### CHALLENGE:
Look through the data below and return each line where "title" appears.

-- DATA TO PROCESS start --

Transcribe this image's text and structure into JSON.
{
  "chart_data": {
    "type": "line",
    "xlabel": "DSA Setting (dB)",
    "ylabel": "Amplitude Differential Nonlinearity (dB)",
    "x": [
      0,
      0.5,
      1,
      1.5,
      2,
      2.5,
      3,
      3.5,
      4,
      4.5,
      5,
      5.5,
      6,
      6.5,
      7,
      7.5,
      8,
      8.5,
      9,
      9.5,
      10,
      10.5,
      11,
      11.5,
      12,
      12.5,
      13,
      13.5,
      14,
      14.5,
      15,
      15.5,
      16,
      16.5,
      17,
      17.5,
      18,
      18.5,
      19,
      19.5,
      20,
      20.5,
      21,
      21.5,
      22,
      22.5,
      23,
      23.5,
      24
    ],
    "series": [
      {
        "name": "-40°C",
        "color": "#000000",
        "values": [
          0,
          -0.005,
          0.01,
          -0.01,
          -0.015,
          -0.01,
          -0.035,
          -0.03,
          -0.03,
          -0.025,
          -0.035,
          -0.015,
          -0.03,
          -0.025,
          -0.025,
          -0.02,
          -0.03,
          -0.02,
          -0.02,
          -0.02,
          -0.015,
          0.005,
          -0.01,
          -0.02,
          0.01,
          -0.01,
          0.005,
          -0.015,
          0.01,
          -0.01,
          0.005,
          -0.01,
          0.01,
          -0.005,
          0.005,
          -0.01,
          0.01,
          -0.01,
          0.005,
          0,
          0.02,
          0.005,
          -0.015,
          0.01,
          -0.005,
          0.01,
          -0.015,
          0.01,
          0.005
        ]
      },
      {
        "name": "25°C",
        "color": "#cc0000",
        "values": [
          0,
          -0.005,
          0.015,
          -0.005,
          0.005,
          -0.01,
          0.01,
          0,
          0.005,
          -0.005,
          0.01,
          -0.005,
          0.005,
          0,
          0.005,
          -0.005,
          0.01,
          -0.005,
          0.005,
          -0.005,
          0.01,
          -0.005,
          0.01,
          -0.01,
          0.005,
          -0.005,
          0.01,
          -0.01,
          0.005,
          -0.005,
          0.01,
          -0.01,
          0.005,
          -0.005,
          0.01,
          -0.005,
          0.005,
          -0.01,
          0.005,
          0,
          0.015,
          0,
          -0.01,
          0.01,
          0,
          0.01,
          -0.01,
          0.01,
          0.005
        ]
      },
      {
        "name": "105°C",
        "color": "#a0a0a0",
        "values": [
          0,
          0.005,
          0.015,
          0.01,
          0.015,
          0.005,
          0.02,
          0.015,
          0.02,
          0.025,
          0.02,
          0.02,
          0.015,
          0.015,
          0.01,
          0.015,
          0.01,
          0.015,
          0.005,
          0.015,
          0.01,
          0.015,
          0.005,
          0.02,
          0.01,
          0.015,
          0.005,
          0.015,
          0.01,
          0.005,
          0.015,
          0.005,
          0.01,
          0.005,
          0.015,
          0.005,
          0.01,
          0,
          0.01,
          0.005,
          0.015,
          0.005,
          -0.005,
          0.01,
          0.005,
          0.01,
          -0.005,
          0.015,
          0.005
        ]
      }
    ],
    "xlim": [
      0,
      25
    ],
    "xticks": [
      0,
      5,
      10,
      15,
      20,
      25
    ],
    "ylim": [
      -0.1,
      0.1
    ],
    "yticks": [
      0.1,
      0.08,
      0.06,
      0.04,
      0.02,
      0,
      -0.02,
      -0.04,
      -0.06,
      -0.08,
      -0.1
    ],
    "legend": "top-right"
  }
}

-- DATA TO PROCESS end --
-- DATA TO PROCESS start --

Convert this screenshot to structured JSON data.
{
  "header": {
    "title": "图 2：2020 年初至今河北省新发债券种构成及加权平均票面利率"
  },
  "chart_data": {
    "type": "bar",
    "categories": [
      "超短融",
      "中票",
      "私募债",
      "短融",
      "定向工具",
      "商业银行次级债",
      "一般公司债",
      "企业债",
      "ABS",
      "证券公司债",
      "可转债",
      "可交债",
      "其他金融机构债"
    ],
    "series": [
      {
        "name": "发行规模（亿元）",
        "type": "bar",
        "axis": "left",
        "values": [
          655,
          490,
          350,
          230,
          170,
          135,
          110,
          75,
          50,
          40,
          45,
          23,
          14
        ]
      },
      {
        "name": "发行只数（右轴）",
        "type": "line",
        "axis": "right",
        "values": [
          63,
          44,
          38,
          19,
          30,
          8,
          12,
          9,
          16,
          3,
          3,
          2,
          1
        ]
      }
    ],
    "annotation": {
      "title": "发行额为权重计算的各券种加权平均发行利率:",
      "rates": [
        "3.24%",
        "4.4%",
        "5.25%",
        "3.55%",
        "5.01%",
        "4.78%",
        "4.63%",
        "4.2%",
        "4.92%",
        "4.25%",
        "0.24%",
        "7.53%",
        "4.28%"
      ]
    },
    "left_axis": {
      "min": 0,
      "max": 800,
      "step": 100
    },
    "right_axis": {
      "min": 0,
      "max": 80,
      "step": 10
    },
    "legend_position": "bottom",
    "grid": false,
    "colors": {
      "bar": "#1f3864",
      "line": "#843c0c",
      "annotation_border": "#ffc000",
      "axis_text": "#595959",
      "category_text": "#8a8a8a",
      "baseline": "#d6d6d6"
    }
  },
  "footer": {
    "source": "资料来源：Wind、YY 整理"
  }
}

-- DATA TO PROCESS end --

### FINAL RESULT:
    "title": "图 2：2020 年初至今河北省新发债券种构成及加权平均票面利率"
      "title": "发行额为权重计算的各券种加权平均发行利率:",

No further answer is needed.